** BEGIN INFORMATION SUPPLIED **
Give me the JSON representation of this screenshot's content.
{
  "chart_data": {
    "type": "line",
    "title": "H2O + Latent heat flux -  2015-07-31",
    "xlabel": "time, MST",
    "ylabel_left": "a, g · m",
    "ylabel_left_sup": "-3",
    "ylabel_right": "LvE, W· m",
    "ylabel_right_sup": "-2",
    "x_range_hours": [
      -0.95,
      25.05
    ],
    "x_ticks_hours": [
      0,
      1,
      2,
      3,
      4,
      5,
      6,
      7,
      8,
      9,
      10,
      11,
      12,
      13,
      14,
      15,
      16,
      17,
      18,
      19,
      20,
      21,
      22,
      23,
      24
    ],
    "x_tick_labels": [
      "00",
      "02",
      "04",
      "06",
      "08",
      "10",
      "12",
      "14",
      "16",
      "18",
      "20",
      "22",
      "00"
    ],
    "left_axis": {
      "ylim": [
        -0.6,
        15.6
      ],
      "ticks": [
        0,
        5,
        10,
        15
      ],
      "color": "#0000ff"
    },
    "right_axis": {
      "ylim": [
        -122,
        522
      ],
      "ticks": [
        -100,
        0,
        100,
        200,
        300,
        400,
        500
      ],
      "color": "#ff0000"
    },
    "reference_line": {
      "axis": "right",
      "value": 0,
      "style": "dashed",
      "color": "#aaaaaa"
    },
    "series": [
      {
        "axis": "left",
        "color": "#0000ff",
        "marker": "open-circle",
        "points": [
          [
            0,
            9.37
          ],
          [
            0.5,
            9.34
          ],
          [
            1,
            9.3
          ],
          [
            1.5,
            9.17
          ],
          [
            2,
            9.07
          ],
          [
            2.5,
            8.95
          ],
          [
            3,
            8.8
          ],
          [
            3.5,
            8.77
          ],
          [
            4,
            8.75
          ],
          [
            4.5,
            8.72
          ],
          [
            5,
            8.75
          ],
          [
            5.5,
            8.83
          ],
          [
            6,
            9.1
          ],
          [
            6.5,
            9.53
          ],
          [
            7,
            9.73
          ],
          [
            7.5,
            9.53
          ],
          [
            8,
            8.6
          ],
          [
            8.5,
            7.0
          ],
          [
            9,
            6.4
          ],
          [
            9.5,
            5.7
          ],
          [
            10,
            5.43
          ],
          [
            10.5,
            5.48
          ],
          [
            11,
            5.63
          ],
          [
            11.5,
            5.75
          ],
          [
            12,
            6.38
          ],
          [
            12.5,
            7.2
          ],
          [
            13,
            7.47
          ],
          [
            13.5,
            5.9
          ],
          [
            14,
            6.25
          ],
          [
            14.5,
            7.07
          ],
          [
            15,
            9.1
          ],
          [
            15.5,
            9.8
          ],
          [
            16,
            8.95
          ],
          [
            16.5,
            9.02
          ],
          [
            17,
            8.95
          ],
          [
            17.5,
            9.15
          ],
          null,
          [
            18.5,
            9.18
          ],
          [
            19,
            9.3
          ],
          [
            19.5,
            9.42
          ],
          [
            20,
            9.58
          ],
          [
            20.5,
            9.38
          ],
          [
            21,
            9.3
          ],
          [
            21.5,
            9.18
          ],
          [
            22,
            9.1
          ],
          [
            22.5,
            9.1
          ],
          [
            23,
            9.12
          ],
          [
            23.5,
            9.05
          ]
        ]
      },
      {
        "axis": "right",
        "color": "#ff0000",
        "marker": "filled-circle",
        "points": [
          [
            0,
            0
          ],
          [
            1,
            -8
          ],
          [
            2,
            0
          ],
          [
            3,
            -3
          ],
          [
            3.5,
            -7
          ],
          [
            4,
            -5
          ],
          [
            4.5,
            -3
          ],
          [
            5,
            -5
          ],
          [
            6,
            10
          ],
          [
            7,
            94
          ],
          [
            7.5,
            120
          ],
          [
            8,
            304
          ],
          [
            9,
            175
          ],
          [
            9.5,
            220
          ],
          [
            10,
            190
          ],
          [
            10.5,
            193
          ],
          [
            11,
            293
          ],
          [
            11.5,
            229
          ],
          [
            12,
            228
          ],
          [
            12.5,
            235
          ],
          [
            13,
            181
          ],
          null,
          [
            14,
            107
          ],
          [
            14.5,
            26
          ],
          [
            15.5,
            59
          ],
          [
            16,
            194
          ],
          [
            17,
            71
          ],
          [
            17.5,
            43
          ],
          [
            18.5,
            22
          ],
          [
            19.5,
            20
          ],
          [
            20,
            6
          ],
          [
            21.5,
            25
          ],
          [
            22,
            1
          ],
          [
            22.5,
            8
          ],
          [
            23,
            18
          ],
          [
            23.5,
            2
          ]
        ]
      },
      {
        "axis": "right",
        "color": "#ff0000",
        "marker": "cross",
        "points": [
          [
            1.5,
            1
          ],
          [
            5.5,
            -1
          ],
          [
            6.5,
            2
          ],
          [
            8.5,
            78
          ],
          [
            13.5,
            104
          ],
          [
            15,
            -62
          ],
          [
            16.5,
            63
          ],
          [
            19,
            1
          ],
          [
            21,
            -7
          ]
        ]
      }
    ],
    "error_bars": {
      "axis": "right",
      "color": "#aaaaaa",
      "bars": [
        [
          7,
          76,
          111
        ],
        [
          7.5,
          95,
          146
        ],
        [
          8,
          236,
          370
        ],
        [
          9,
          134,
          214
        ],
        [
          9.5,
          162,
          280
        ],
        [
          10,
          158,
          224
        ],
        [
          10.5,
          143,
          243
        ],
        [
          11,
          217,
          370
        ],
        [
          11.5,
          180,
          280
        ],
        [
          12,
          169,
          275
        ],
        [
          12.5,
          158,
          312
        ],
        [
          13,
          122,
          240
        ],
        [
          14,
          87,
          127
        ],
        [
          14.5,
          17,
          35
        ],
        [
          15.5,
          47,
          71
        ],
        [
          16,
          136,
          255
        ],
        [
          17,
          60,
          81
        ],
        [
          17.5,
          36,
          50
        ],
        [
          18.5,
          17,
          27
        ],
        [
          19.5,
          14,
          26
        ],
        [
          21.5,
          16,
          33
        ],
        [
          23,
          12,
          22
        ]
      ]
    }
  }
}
** END INFORMATION SUPPLIED **
§ **TASK**: Write down the full listing again, exactly.

§ **TASK RESULT**:
Give me the JSON representation of this screenshot's content.
{
  "chart_data": {
    "type": "line",
    "title": "H2O + Latent heat flux -  2015-07-31",
    "xlabel": "time, MST",
    "ylabel_left": "a, g · m",
    "ylabel_left_sup": "-3",
    "ylabel_right": "LvE, W· m",
    "ylabel_right_sup": "-2",
    "x_range_hours": [
      -0.95,
      25.05
    ],
    "x_ticks_hours": [
      0,
      1,
      2,
      3,
      4,
      5,
      6,
      7,
      8,
      9,
      10,
      11,
      12,
      13,
      14,
      15,
      16,
      17,
      18,
      19,
      20,
      21,
      22,
      23,
      24
    ],
    "x_tick_labels": [
      "00",
      "02",
      "04",
      "06",
      "08",
      "10",
      "12",
      "14",
      "16",
      "18",
      "20",
      "22",
      "00"
    ],
    "left_axis": {
      "ylim": [
        -0.6,
        15.6
      ],
      "ticks": [
        0,
        5,
        10,
        15
      ],
      "color": "#0000ff"
    },
    "right_axis": {
      "ylim": [
        -122,
        522
      ],
      "ticks": [
        -100,
        0,
        100,
        200,
        300,
        400,
        500
      ],
      "color": "#ff0000"
    },
    "reference_line": {
      "axis": "right",
      "value": 0,
      "style": "dashed",
      "color": "#aaaaaa"
    },
    "series": [
      {
        "axis": "left",
        "color": "#0000ff",
        "marker": "open-circle",
        "points": [
          [
            0,
            9.37
          ],
          [
            0.5,
            9.34
          ],
          [
            1,
            9.3
          ],
          [
            1.5,
            9.17
          ],
          [
            2,
            9.07
          ],
          [
            2.5,
            8.95
          ],
          [
            3,
            8.8
          ],
          [
            3.5,
            8.77
          ],
          [
            4,
            8.75
          ],
          [
            4.5,
            8.72
          ],
          [
            5,
            8.75
          ],
          [
            5.5,
            8.83
          ],
          [
            6,
            9.1
          ],
          [
            6.5,
            9.53
          ],
          [
            7,
            9.73
          ],
          [
            7.5,
            9.53
          ],
          [
            8,
            8.6
          ],
          [
            8.5,
            7.0
          ],
          [
            9,
            6.4
          ],
          [
            9.5,
            5.7
          ],
          [
            10,
            5.43
          ],
          [
            10.5,
            5.48
          ],
          [
            11,
            5.63
          ],
          [
            11.5,
            5.75
          ],
          [
            12,
            6.38
          ],
          [
            12.5,
            7.2
          ],
          [
            13,
            7.47
          ],
          [
            13.5,
            5.9
          ],
          [
            14,
            6.25
          ],
          [
            14.5,
            7.07
          ],
          [
            15,
            9.1
          ],
          [
            15.5,
            9.8
          ],
          [
            16,
            8.95
          ],
          [
            16.5,
            9.02
          ],
          [
            17,
            8.95
          ],
          [
            17.5,
            9.15
          ],
          null,
          [
            18.5,
            9.18
          ],
          [
            19,
            9.3
          ],
          [
            19.5,
            9.42
          ],
          [
            20,
            9.58
          ],
          [
            20.5,
            9.38
          ],
          [
            21,
            9.3
          ],
          [
            21.5,
            9.18
          ],
          [
            22,
            9.1
          ],
          [
            22.5,
            9.1
          ],
          [
            23,
            9.12
          ],
          [
            23.5,
            9.05
          ]
        ]
      },
      {
        "axis": "right",
        "color": "#ff0000",
        "marker": "filled-circle",
        "points": [
          [
            0,
            0
          ],
          [
            1,
            -8
          ],
          [
            2,
            0
          ],
          [
            3,
            -3
          ],
          [
            3.5,
            -7
          ],
          [
            4,
            -5
          ],
          [
            4.5,
            -3
          ],
          [
            5,
            -5
          ],
          [
            6,
            10
          ],
          [
            7,
            94
          ],
          [
            7.5,
            120
          ],
          [
            8,
            304
          ],
          [
            9,
            175
          ],
          [
            9.5,
            220
          ],
          [
            10,
            190
          ],
          [
            10.5,
            193
          ],
          [
            11,
            293
          ],
          [
            11.5,
            229
          ],
          [
            12,
            228
          ],
          [
            12.5,
            235
          ],
          [
            13,
            181
          ],
          null,
          [
            14,
            107
          ],
          [
            14.5,
            26
          ],
          [
            15.5,
            59
          ],
          [
            16,
            194
          ],
          [
            17,
            71
          ],
          [
            17.5,
            43
          ],
          [
            18.5,
            22
          ],
          [
            19.5,
            20
          ],
          [
            20,
            6
          ],
          [
            21.5,
            25
          ],
          [
            22,
            1
          ],
          [
            22.5,
            8
          ],
          [
            23,
            18
          ],
          [
            23.5,
            2
          ]
        ]
      },
      {
        "axis": "right",
        "color": "#ff0000",
        "marker": "cross",
        "points": [
          [
            1.5,
            1
          ],
          [
            5.5,
            -1
          ],
          [
            6.5,
            2
          ],
          [
            8.5,
            78
          ],
          [
            13.5,
            104
          ],
          [
            15,
            -62
          ],
          [
            16.5,
            63
          ],
          [
            19,
            1
          ],
          [
            21,
            -7
          ]
        ]
      }
    ],
    "error_bars": {
      "axis": "right",
      "color": "#aaaaaa",
      "bars": [
        [
          7,
          76,
          111
        ],
        [
          7.5,
          95,
          146
        ],
        [
          8,
          236,
          370
        ],
        [
          9,
          134,
          214
        ],
        [
          9.5,
          162,
          280
        ],
        [
          10,
          158,
          224
        ],
        [
          10.5,
          143,
          243
        ],
        [
          11,
          217,
          370
        ],
        [
          11.5,
          180,
          280
        ],
        [
          12,
          169,
          275
        ],
        [
          12.5,
          158,
          312
        ],
        [
          13,
          122,
          240
        ],
        [
          14,
          87,
          127
        ],
        [
          14.5,
          17,
          35
        ],
        [
          15.5,
          47,
          71
        ],
        [
          16,
          136,
          255
        ],
        [
          17,
          60,
          81
        ],
        [
          17.5,
          36,
          50
        ],
        [
          18.5,
          17,
          27
        ],
        [
          19.5,
          14,
          26
        ],
        [
          21.5,
          16,
          33
        ],
        [
          23,
          12,
          22
        ]
      ]
    }
  }
}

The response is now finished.